ESTRATTO:
━━━━━━━━━━━━━━━━━━━━
LEGGI FORESTALI VENEZIANE COMUGNE E GASTALDIE
"Quando Consilium erit ita plenu quod..." . Con questo decreto il Consiglio dei Dieci dichiarò, il 15 gennaio 1475, i boschi ed i beni silvo - pastorali comunali, detti anche "Comugne", inalienabili ed indivisibili, vietando, anche nei boschi privati, ogni operazione che potesse rovinarli o trasformarli in prati o pascoli, prescrivendo che nessun bosco poteva essere tagliato prima dell'età di dieci anni senza il benestare dell'autorità forestale. Inoltre vietò di far legna per ricavarne carbone e fu concesso il pascolo al sesto anno, dopo ogni eventuale rimboschimento o taglio.
Queste " Comugne " erano istituite per fini pubblici in forza di una necessità giuridica; infatti la formazione del " demanio necessario " non derivava da atti volontari della pubblica amministrazione, ma in virtù della necessità collettiva della natura stessa di esso. I provvedimenti di limitazione della proprietà terriera privata rappresentavano il " demanio accidentale ", la cui destinazione era ugualmente per fini pubblici.
Queste norme sancivano nel diritto pubblico la disciplina e l'organizzazione complessiva del funzionamento dello Stato della Repubblica veneziana, regolando il particolare ed importante settore del patrimonio forestale.
E' importante notare, come si può rilevare dall'ordinanza del 28 novembre 1601, in materia di "Roveri ", che, decretando l'eccelso Consiglio dei Dieci l'obbligo e la costruzione di fossi, internamente nei boschi privati, per prevenire gli incendi e per facilitare lo scorrimento delle acque, non abbia previsto indennizzi ne contributi per le opere molto onerose.
Stabilì invece pene esemplari. " ... di cavar fossi di dentro di essi Boschi, e tenerli rimondati, accioché l'Acque possano scolar liberamente, e non apport'ar a quelli (boschi) alcun danno, e non lo facendo, vi sia rimediato a suoi danni, e interessi, con altrettanta pena più di quello che potesse andar di spesa " (1).
Fu così che il Consiglio dei Dieci riparò ai danni causati da molteplici fattori ai boschi di rovere che si estendevano copiosi nei territorio della Repubblica.
Come si arrivò a questo decreto catenaccio? Nel 697 i boschi di Venezia erano divisi in Coronali e Comunali, i primi alle dipendenze dirette del Doge, gli altri affittati o lasciati in usufrutto alle Gastaldie (2), le quali dovevano coltivarli a. bosco, ricostituendo i vuoti e riservando una quantità stabilita di legname per la casa Ducale.
Nel 725 cominciò la prima fase della politica forestale veneta, che fu però fino al XIV secolo molto primitiva e basata su principi elastici. Determinava e limitava però questa politica forestale il principio fondamentale di uno Stato che non era di diritto, ma costituito da una particolare classe sociale, cioè l'aristocrazia.
━━━━━━━━━━━━━━━━━━━━
RICHIESTA ASSEGNATA 1:
Riproduci fedelmente le righe dei record, da quella che contiene "list all visible" fino a quella che contiene "Enumerate the UI", entrambe incluse, tralasciando le immagini.
L'estratto e i record non hanno alcun legame tra loro.

MATERIALE:
━━━━━━━━━━━━━━━━━━━━
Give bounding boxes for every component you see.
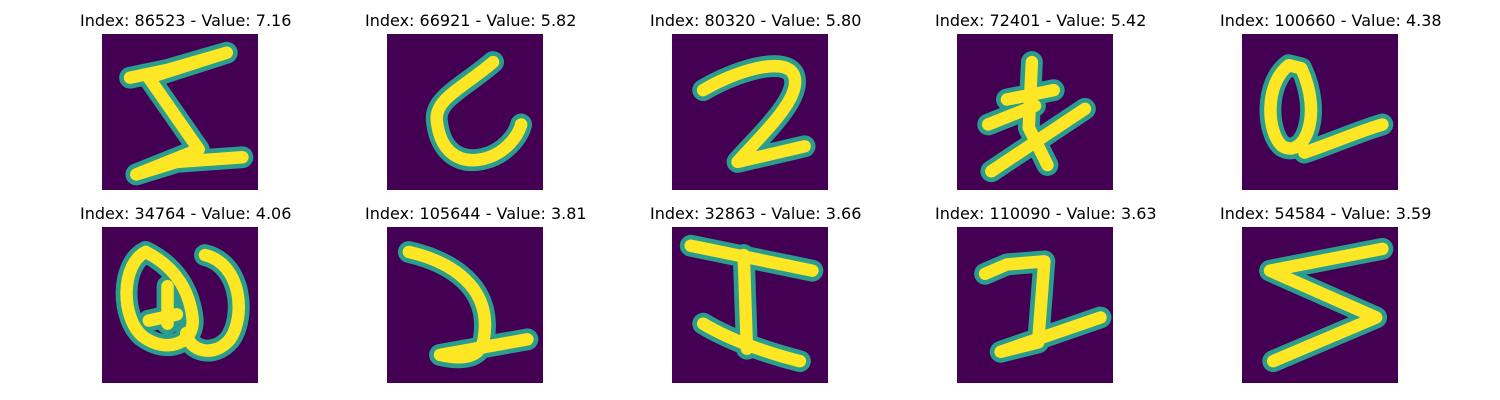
━━━━━━━━━━━━━━━━━━━━
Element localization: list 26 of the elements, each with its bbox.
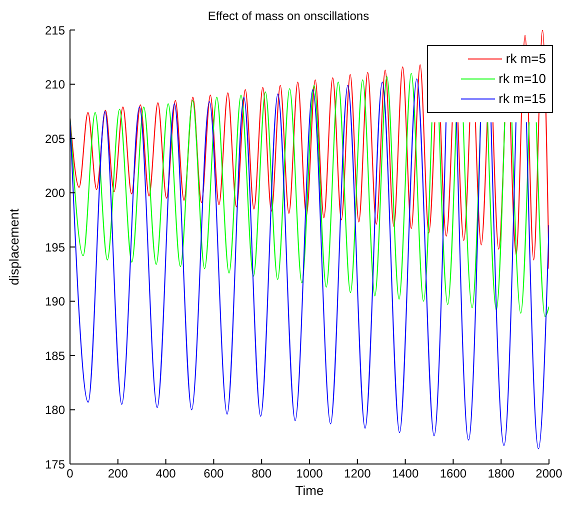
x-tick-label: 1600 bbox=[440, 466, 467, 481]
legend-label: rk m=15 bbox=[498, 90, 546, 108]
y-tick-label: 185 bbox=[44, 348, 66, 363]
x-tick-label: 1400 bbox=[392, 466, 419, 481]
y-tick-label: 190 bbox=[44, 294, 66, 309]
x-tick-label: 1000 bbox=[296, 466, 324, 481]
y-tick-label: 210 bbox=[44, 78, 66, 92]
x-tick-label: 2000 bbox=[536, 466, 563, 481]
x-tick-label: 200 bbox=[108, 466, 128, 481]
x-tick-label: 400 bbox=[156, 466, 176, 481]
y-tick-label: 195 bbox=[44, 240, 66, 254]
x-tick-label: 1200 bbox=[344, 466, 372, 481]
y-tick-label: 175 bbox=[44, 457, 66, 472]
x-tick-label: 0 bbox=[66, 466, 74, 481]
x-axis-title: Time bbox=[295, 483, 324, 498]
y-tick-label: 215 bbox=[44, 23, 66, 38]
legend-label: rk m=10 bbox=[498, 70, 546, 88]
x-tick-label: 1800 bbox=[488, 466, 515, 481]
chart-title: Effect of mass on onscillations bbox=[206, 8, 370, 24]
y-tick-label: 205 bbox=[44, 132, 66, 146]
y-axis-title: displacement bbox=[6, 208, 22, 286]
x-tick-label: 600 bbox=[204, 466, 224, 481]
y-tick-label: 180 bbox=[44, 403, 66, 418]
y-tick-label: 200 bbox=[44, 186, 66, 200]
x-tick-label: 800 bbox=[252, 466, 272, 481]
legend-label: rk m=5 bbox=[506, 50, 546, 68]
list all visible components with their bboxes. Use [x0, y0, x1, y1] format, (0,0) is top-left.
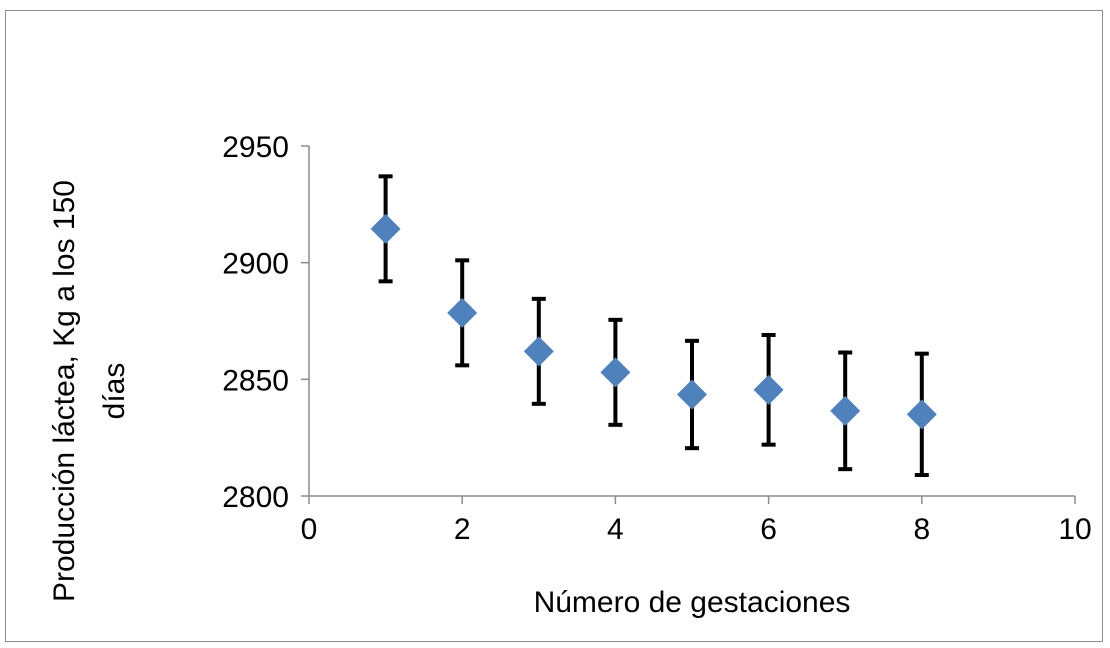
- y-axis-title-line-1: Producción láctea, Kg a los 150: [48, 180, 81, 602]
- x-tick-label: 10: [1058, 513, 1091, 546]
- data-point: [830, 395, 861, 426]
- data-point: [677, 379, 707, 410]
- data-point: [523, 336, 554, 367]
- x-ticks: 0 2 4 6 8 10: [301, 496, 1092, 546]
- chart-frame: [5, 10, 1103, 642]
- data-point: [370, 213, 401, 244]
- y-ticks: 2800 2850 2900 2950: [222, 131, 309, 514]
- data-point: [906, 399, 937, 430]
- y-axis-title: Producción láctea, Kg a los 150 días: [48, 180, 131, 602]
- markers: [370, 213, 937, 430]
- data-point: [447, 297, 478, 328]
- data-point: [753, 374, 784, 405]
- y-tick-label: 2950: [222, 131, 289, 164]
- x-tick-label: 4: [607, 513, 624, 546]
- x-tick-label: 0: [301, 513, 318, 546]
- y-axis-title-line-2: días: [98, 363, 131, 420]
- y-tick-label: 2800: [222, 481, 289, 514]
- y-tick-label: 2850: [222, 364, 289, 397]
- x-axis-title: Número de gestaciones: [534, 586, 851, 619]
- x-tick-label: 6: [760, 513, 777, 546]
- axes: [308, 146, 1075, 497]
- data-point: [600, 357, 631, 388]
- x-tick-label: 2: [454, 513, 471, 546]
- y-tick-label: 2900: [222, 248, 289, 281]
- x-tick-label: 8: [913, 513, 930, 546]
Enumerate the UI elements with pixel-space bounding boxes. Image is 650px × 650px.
━━━━━━━━━━━━━━━━━━━━
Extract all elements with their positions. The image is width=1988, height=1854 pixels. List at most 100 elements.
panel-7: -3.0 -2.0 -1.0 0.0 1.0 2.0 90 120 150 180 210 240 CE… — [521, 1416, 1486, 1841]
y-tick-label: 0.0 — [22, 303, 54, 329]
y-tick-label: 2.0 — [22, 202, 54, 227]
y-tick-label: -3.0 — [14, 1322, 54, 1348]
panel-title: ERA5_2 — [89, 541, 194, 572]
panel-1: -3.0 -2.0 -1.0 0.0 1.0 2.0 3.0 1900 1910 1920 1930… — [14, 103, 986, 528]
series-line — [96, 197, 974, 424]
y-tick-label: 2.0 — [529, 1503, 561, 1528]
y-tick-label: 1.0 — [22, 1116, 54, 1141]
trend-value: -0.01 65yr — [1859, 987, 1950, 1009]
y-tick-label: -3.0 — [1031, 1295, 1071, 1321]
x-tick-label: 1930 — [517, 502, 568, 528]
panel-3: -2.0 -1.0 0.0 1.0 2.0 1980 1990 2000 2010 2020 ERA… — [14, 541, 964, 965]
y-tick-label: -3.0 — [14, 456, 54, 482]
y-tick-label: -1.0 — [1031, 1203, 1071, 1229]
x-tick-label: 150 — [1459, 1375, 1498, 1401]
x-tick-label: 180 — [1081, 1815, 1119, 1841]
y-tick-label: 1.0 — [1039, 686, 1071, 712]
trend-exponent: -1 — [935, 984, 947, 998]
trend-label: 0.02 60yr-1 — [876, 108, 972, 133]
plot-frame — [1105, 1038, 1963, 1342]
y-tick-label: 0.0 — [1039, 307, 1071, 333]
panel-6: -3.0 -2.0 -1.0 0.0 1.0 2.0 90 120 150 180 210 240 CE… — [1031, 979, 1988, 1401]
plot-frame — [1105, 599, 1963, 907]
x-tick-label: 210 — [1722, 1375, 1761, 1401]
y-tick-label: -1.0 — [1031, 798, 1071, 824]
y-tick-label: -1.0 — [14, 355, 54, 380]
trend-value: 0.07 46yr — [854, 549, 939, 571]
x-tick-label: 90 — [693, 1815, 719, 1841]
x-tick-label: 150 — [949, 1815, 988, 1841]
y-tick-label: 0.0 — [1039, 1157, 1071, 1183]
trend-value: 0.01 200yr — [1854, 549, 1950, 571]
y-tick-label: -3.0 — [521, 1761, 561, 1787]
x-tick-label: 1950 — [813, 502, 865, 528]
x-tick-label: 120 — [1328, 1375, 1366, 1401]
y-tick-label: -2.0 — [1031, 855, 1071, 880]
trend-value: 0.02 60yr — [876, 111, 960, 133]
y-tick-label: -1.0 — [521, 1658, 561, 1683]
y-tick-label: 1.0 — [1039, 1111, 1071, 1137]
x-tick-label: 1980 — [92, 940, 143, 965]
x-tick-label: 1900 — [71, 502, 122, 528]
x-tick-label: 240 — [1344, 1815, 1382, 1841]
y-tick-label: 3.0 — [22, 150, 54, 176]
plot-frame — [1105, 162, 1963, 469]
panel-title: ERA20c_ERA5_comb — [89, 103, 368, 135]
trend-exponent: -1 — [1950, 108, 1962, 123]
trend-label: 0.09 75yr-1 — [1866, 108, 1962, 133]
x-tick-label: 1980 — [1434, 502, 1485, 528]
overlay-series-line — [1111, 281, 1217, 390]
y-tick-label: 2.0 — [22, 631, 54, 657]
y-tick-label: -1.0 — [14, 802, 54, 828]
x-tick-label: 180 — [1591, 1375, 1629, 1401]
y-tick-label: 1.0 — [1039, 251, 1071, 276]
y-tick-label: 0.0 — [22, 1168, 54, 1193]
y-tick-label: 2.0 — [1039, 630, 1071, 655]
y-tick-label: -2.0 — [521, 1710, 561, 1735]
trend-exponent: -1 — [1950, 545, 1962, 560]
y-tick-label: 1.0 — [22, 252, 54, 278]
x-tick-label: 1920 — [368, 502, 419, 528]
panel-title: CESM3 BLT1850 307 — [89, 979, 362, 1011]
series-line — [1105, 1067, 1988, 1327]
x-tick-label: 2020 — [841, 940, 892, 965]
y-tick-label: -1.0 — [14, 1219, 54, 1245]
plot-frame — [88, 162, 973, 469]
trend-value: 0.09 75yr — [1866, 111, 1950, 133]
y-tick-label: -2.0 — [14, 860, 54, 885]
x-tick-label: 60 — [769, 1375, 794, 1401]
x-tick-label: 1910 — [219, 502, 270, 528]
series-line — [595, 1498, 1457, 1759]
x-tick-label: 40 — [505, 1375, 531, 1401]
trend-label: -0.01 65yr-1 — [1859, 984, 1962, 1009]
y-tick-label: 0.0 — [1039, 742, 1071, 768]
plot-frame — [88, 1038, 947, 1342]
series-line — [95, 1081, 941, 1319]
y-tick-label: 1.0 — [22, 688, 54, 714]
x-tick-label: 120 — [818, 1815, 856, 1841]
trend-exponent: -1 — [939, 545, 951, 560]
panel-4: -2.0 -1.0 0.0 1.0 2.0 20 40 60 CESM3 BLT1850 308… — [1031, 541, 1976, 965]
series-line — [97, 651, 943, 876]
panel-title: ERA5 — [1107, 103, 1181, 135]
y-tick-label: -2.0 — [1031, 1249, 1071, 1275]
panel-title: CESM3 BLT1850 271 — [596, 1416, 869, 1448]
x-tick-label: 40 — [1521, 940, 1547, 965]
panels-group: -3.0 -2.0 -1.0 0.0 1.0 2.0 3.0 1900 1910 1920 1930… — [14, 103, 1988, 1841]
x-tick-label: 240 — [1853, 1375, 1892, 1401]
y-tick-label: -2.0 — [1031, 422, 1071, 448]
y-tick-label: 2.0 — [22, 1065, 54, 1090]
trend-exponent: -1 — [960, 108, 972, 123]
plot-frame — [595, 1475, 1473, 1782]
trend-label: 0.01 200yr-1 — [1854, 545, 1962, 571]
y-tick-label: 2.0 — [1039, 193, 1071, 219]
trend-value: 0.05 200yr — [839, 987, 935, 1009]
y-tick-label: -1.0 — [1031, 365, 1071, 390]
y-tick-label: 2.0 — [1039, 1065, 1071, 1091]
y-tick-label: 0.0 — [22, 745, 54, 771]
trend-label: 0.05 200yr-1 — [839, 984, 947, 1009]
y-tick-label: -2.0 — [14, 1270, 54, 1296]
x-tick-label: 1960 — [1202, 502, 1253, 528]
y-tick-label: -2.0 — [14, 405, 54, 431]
━━━━━━━━━━━━━━━━━━━━
RICHIESTA ASSEGNATA 2:
Secondo l'estratto, in quale data il Consiglio dei Dieci dichiarò inalienabili e indivisibili i boschi comunali?

RISPOSTA SCRITTA 1:
list all visible components with their bboxes. Use [x0, y0, x1, y1] format, (0,0) is top-left.
- y-axis-title-line-1: Producción láctea, Kg a los 150: [48, 180, 81, 602]
- x-tick-label: 10: [1058, 513, 1091, 546]
- data-point: [830, 395, 861, 426]
- data-point: [677, 379, 707, 410]
- data-point: [523, 336, 554, 367]
- x-ticks: 0 2 4 6 8 10: [301, 496, 1092, 546]
- chart-frame: [5, 10, 1103, 642]
- data-point: [370, 213, 401, 244]
- y-ticks: 2800 2850 2900 2950: [222, 131, 309, 514]
- data-point: [906, 399, 937, 430]
- y-axis-title: Producción láctea, Kg a los 150 días: [48, 180, 131, 602]
- markers: [370, 213, 937, 430]
- data-point: [447, 297, 478, 328]
- data-point: [753, 374, 784, 405]
- y-tick-label: 2950: [222, 131, 289, 164]
- x-tick-label: 4: [607, 513, 624, 546]
- x-tick-label: 0: [301, 513, 318, 546]
- y-axis-title-line-2: días: [98, 363, 131, 420]
- y-tick-label: 2800: [222, 481, 289, 514]
- y-tick-label: 2850: [222, 364, 289, 397]
- x-axis-title: Número de gestaciones: [534, 586, 851, 619]
- x-tick-label: 6: [760, 513, 777, 546]
- axes: [308, 146, 1075, 497]
- data-point: [600, 357, 631, 388]
- x-tick-label: 2: [454, 513, 471, 546]
- y-tick-label: 2900: [222, 248, 289, 281]
- x-tick-label: 8: [913, 513, 930, 546]
Enumerate the UI elements with pixel-space bounding boxes. Image is 650px × 650px.

RISPOSTA SCRITTA 2:
Il 15 gennaio 1475.